> _Work to complete_
Continue the passage comparing the LON and BACnet building-automation protocols, starting after its last sentence.

> _Document segment_
=====

Speeds using different interfaces include:                Transformer Coupled at 78 kbps to 1400 meters        Transformer Coupled at 1.25 Mbps to 130 meters        Free Topology at 78 Kbps to 500 meters        Power Line at 10 kbps to 6000 meters        Radio at 15K, Line of sight [400-470 MHz and 900 MHz].        
LON (Local Operating Network) protocol was developed by Echelon Corp. LON is embedded on the neuron chip, which was designed by Echelon and is manufactured by Cypress Semiconductor and Toshiba. Any LonTalk-based device is a LonWorks device. All LonWorks devices use the neuron chip. LON uses a peer to peer (P2P) topology for communication.
How LON & BACnet are Different
LON and BACnet are very different and in many ways not directly comparable. For example, BACnet is a specification for supervisory system interoperability. The BACnet specification is designed for interoperability among computers, not devices. BACnet is implemented as a gateway solution with computers tying together disparate building subsystems.

=====

> _Material supplied_
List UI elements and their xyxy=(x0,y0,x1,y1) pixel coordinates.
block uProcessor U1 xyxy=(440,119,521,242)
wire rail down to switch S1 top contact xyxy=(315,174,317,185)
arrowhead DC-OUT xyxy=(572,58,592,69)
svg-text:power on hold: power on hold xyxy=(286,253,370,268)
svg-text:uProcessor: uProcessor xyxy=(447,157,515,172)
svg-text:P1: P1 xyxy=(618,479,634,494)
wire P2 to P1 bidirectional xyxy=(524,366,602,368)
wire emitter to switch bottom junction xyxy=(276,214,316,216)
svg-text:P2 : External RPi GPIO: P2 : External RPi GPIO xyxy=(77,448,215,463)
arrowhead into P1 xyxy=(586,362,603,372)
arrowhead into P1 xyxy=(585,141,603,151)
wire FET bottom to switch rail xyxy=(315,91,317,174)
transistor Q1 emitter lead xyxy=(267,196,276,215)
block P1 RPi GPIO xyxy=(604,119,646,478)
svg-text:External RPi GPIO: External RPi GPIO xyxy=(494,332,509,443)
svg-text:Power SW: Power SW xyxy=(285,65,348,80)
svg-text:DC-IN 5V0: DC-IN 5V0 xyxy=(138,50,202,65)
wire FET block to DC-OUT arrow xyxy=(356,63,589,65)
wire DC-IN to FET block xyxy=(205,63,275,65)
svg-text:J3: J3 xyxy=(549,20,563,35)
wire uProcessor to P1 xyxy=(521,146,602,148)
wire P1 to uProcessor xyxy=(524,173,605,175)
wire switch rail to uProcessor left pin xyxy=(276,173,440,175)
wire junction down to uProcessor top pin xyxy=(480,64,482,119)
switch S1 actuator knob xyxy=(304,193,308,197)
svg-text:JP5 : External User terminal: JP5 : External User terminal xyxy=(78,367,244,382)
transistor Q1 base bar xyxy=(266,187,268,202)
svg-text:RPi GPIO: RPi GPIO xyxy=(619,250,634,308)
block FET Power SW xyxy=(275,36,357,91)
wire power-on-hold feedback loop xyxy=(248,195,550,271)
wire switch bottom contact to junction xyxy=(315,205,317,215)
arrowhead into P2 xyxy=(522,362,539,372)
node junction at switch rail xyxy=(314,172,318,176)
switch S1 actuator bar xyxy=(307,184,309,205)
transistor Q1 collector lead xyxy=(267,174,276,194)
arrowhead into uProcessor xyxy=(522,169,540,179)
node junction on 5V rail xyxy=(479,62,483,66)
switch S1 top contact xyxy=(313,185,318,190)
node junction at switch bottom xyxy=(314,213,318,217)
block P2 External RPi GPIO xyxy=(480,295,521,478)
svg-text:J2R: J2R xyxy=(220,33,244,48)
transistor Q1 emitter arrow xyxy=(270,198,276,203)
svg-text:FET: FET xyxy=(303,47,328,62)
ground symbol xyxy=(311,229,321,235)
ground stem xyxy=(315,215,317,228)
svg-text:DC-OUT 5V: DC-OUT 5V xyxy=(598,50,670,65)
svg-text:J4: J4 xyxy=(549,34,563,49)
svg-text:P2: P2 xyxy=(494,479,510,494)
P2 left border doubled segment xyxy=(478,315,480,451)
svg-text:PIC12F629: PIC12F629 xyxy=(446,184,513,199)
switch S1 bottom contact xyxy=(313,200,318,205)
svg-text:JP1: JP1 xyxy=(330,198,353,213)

=====

> _Task output_
LON certification, in contrast, pertains to devices. Yet systems based on the LonWorks platform, utilizing LonMark products, are used at the both the supervisory and device level in applications worldwide. Further, LonMark devices are certified to interoperate at the device level in a distributed architecture, wherein nodes on the network are ‘peers.’ Therefore, a system using LonMark devices doesn't need gateways, routing, or arbitration of network traffic among various subsystems, nor is it limited to HVAC systems only.
Serial Communication
Serial communication between electronic devices faces three challenges: speed, distance, and the ability to operate in an electrically noisy environment. The ability for multiple devices to share the same communication channel is also a desirable feature. As the requirements and the capabilities of the electronics industry have evolved, the new standards have been introduced to meet them.
RS-485 was designed to allow multiple electronic units to be connected to a single communications channel. RS-485 transmitters can be placed in a high impedance state and only enabled onto the channel when data must be transmitted. Simultaneous transmissions will result in the message being lost, and possibly the destruction of the drivers.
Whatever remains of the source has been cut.